● Exercise requirements
a) Determine whether each statement below agrees with the article on Django's Subquery. Answer yes or no for each, and quote the words of the article that decide it.
(i) Django's Subquery can return only one column.
(ii) The pattern the author found depends on raw SQL.
(iii) The author field of the Comment model is a ForeignKey.
b) Reproduce a passage of the article on Django's Subquery verbatim: begin at the words "Let's start with" and stop after "author = models.CharField(max_length=255)".
c) Answer these questions about the article on Django's Subquery, one per line:
(i) What related_name does the post field of the Comment model use?
(ii) What number follows LIMIT in the SQL query?
(iii) Which two Django tools does the article say let us write correlated subqueries?

● Page excerpt
Get full model instance from Django's Subquery

2026-02-197 minMohamed Nossirat

Introduction

A large part of my recent work involves writing APIs for analytics. Not simplistic examples. Rather, the kind of queries where it's clear that someone had a perfect command of SQL and where you then have to convince the ORM to behave in the same way.

Recently, this has led me to build a lot of annotations based on Subquery.

If you've ever worked with Subquery in Django, you're probably familiar with its main limitation: it can only return a single column. Which is perfectly reasonable. Until you want to retrieve a complete object.

There have been several times when I've thought to myself, "There must be a clean way to retrieve the entire related model from this, right?" The obvious answer is NO. At least, not directly. But after a lot of experimentation and a few minor existential crises over querysets, I finally found a pattern that allows you to retrieve complete instances via a single subquery.

No hacks. No raw SQL. Just a slightly different way of exploiting how the ORM composes its queries.

To make this more concrete, I'll start simply and build the explanation gradually.

Models

Let's start with two simple but realistic models.

from django.db import models

class Post(models.Model):
    title = models.CharField(max_length=255)
    created_at = models.DateTimeField(auto_now_add=True)

class Comment(models.Model):
    post = models.ForeignKey(Post, on_delete=models.CASCADE, related_name="comments")
    author = models.CharField(max_length=255)
    body = models.TextField()
    created_at = models.DateTimeField(auto_now_add=True)

Now imagine the requirement, For every Post, annotate its most recent Comment.

In SQL, this might look like:

SELECT p.*, c.*
FROM post p
LEFT JOIN LATERAL (
    SELECT *
    FROM comment c
    WHERE c.post_id = p.id
    ORDER BY c.created_at DESC
    LIMIT 1
) c ON TRUE;

Very natural in SQL. But in Django? Let’s try.

The Naïve Subquery Approach

Django gives us OuterRef and Subquery, which let us write correlated subqueries.

from django.db.models import OuterRef, Subquery

latest_comment_qs = Comment.objects.filter(
    post=OuterRef("pk")
).order_by("-created_at")

posts = Post.objects.annotate(
    latest_comment_id=Subquery(
        latest_comment_qs.values("pk")[:1]
    )
)

● Dataset section
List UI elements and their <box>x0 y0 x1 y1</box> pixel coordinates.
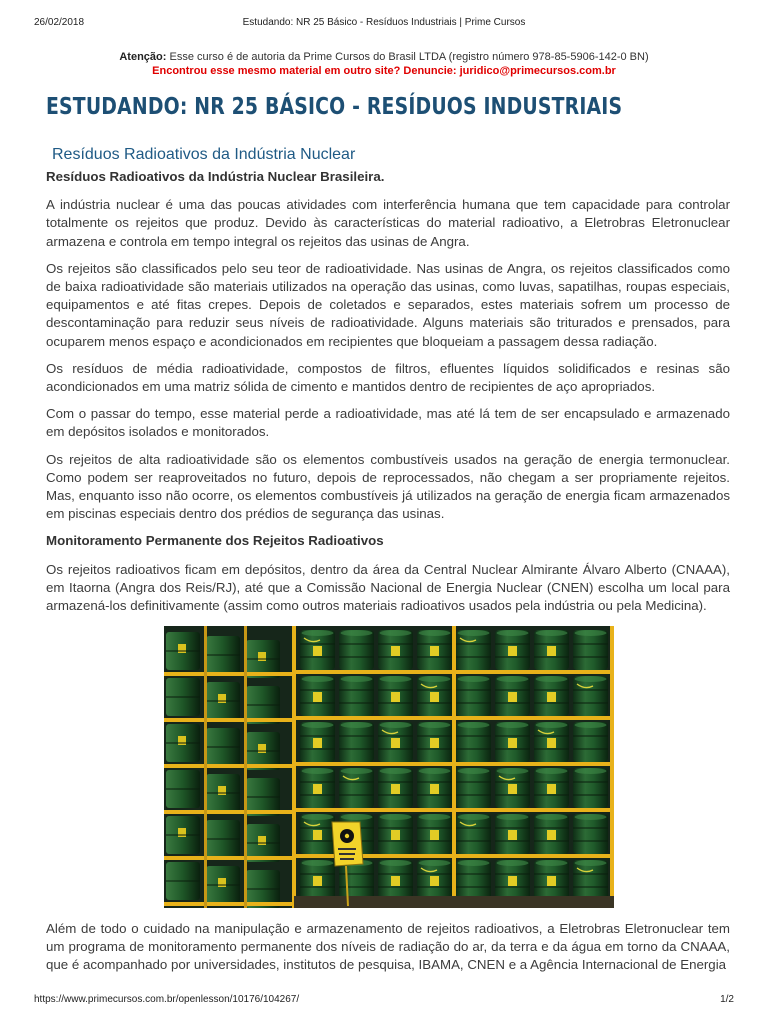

● Final results
a)
(i) Yes: "it can only return a single column"
(ii) No: "No hacks. No raw SQL."
(iii) No: "author = models.CharField(max_length=255)"

b)
Let's start with two simple but realistic models.

from django.db import models

class Post(models.Model):
    title = models.CharField(max_length=255)
    created_at = models.DateTimeField(auto_now_add=True)

class Comment(models.Model):
    post = models.ForeignKey(Post, on_delete=models.CASCADE, related_name="comments")
    author = models.CharField(max_length=255)

c)
(i) "comments"
(ii) 1
(iii) OuterRef and Subquery